(What to work on): Gather up the lines with the word "your" in them.

+++

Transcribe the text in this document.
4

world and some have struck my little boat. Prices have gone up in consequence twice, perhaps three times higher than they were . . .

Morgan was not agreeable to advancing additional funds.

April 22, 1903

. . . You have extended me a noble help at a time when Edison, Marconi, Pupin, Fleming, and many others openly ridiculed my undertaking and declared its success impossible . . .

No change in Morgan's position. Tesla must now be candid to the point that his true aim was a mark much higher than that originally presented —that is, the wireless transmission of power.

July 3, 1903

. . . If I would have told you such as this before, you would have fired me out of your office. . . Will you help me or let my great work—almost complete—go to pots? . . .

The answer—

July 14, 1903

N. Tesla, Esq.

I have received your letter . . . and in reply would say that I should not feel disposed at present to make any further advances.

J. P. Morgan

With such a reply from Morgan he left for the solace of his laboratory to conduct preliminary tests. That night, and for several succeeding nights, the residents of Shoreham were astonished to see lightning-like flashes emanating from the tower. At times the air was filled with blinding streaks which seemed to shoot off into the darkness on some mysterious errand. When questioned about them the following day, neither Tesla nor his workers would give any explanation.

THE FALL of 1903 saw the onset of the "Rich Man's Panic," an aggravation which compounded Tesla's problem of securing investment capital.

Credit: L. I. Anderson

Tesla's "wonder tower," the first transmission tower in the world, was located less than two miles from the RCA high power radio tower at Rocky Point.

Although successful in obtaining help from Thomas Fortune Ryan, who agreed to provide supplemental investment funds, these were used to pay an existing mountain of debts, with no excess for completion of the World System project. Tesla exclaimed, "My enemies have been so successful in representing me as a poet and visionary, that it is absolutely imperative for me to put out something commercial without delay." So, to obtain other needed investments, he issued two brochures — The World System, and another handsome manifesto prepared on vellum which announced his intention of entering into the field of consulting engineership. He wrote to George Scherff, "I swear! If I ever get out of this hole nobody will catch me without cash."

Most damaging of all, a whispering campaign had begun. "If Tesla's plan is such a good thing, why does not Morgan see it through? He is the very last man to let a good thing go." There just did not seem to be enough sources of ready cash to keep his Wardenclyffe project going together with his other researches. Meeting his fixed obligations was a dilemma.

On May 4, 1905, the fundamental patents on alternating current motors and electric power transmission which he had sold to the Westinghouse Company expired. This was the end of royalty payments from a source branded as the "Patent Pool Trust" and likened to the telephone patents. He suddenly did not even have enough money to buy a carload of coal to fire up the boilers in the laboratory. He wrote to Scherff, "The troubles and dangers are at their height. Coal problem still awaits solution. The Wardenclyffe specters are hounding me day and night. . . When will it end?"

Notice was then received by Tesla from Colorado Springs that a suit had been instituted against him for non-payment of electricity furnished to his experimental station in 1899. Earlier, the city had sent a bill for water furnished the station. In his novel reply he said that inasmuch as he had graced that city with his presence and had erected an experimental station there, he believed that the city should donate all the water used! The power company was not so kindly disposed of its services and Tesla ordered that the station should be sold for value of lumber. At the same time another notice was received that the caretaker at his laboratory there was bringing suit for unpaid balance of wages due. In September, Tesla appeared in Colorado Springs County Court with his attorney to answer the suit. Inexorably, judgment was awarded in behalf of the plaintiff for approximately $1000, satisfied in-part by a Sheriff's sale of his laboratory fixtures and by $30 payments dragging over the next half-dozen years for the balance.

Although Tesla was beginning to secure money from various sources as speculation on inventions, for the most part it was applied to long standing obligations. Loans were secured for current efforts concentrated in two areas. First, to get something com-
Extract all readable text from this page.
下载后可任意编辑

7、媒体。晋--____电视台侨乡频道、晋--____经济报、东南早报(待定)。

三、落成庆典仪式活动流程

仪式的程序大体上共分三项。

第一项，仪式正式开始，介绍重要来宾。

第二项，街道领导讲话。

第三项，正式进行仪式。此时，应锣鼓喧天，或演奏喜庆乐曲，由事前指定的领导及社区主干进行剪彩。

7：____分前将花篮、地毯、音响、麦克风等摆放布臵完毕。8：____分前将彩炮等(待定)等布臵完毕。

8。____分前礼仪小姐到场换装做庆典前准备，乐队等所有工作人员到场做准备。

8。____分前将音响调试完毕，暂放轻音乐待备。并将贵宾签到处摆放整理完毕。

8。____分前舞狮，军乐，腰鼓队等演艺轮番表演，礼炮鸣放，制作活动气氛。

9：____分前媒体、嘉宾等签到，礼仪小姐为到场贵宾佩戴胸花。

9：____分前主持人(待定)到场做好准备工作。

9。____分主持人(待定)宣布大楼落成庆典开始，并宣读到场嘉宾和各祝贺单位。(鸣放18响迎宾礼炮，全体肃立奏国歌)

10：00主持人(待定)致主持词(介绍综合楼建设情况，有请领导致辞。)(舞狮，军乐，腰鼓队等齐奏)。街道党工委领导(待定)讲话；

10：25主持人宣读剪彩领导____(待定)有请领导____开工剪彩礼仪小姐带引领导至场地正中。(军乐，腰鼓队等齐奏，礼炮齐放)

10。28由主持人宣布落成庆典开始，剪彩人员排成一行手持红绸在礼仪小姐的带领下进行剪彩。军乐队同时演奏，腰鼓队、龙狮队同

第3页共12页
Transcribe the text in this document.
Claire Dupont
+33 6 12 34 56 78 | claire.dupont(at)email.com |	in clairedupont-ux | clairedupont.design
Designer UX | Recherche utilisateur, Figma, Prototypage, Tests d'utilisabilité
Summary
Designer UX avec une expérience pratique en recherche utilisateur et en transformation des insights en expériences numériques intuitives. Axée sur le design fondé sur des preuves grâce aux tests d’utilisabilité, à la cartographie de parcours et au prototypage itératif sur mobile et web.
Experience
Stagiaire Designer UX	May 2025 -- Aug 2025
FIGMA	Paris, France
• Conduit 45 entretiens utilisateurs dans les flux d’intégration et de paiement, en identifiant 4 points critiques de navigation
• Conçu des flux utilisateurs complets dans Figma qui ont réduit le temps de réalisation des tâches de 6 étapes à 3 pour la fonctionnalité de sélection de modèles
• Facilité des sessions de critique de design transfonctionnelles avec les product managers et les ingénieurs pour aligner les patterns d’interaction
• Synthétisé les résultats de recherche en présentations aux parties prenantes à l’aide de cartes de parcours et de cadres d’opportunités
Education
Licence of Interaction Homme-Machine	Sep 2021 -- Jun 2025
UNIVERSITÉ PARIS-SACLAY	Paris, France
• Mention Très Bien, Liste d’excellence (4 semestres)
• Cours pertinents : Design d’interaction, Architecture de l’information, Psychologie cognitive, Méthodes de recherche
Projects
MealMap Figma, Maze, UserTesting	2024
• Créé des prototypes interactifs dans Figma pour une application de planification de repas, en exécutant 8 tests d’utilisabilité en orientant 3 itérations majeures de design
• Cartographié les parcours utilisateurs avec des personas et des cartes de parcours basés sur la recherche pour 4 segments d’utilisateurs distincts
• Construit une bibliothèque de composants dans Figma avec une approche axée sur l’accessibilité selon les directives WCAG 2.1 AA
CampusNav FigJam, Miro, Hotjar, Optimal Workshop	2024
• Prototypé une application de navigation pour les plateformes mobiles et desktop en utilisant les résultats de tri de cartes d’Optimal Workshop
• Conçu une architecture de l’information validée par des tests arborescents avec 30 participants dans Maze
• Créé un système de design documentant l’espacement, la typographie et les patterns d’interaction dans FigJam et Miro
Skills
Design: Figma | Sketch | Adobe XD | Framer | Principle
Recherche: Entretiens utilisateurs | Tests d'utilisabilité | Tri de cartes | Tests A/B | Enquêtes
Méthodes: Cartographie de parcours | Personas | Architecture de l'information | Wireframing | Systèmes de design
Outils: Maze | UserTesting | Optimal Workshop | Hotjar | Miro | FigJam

+++

(Full response):
. . . If I would have told you such as this before, you would have fired me out of your office. . . Will you help me or let my great work—almost complete—go to pots? . . .
I have received your letter . . . and in reply would say that I should not feel disposed at present to make any further advances.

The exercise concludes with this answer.